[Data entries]
## Start
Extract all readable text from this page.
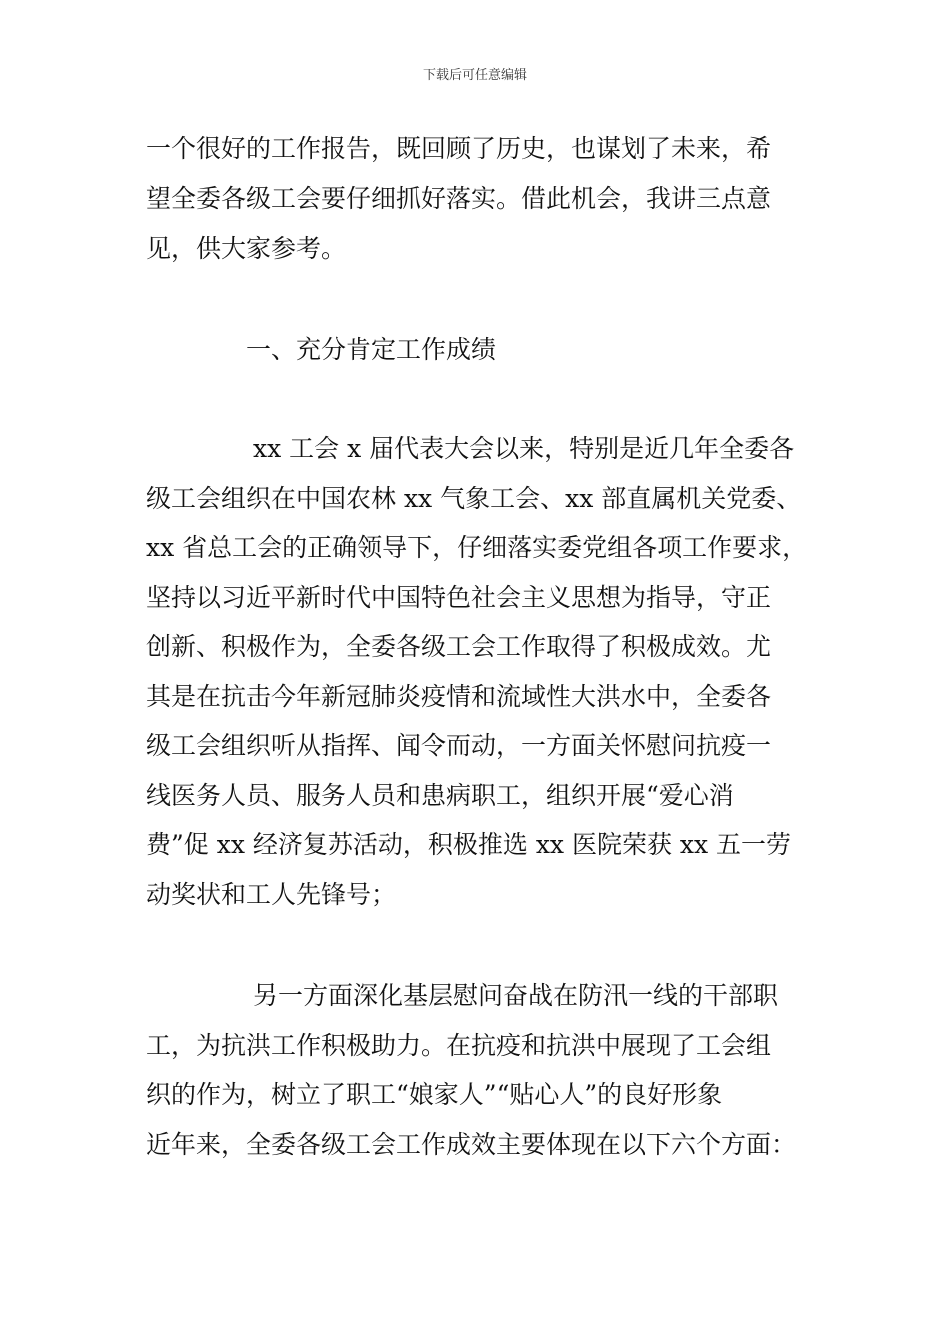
下载后可任意编辑
一个很好的工作报告，既回顾了历史，也谋划了未来，希
望全委各级工会要仔细抓好落实。借此机会，我讲三点意
见，供大家参考。
一、充分肯定工作成绩
xx 工会 x 届代表大会以来，特别是近几年全委各
级工会组织在中国农林 xx 气象工会、xx 部直属机关党委、
xx 省总工会的正确领导下，仔细落实委党组各项工作要求，
坚持以习近平新时代中国特色社会主义思想为指导，守正
创新、积极作为，全委各级工会工作取得了积极成效。尤
其是在抗击今年新冠肺炎疫情和流域性大洪水中，全委各
级工会组织听从指挥、闻令而动，一方面关怀慰问抗疫一
线医务人员、服务人员和患病职工，组织开展“爱心消
费”促 xx 经济复苏活动，积极推选 xx 医院荣获 xx 五一劳
动奖状和工人先锋号；
另一方面深化基层慰问奋战在防汛一线的干部职
工，为抗洪工作积极助力。在抗疫和抗洪中展现了工会组
织的作为，树立了职工“娘家人”“贴心人”的良好形象
近年来，全委各级工会工作成效主要体现在以下六个方面：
## End
» **Problem to solve**
All of the data above should be transcribed verbatim, with pictures omitted.

» **In response**
Extract all readable text from this page.
下载后可任意编辑
一个很好的工作报告，既回顾了历史，也谋划了未来，希
望全委各级工会要仔细抓好落实。借此机会，我讲三点意
见，供大家参考。
一、充分肯定工作成绩
xx 工会 x 届代表大会以来，特别是近几年全委各
级工会组织在中国农林 xx 气象工会、xx 部直属机关党委、
xx 省总工会的正确领导下，仔细落实委党组各项工作要求，
坚持以习近平新时代中国特色社会主义思想为指导，守正
创新、积极作为，全委各级工会工作取得了积极成效。尤
其是在抗击今年新冠肺炎疫情和流域性大洪水中，全委各
级工会组织听从指挥、闻令而动，一方面关怀慰问抗疫一
线医务人员、服务人员和患病职工，组织开展“爱心消
费”促 xx 经济复苏活动，积极推选 xx 医院荣获 xx 五一劳
动奖状和工人先锋号；
另一方面深化基层慰问奋战在防汛一线的干部职
工，为抗洪工作积极助力。在抗疫和抗洪中展现了工会组
织的作为，树立了职工“娘家人”“贴心人”的良好形象
近年来，全委各级工会工作成效主要体现在以下六个方面：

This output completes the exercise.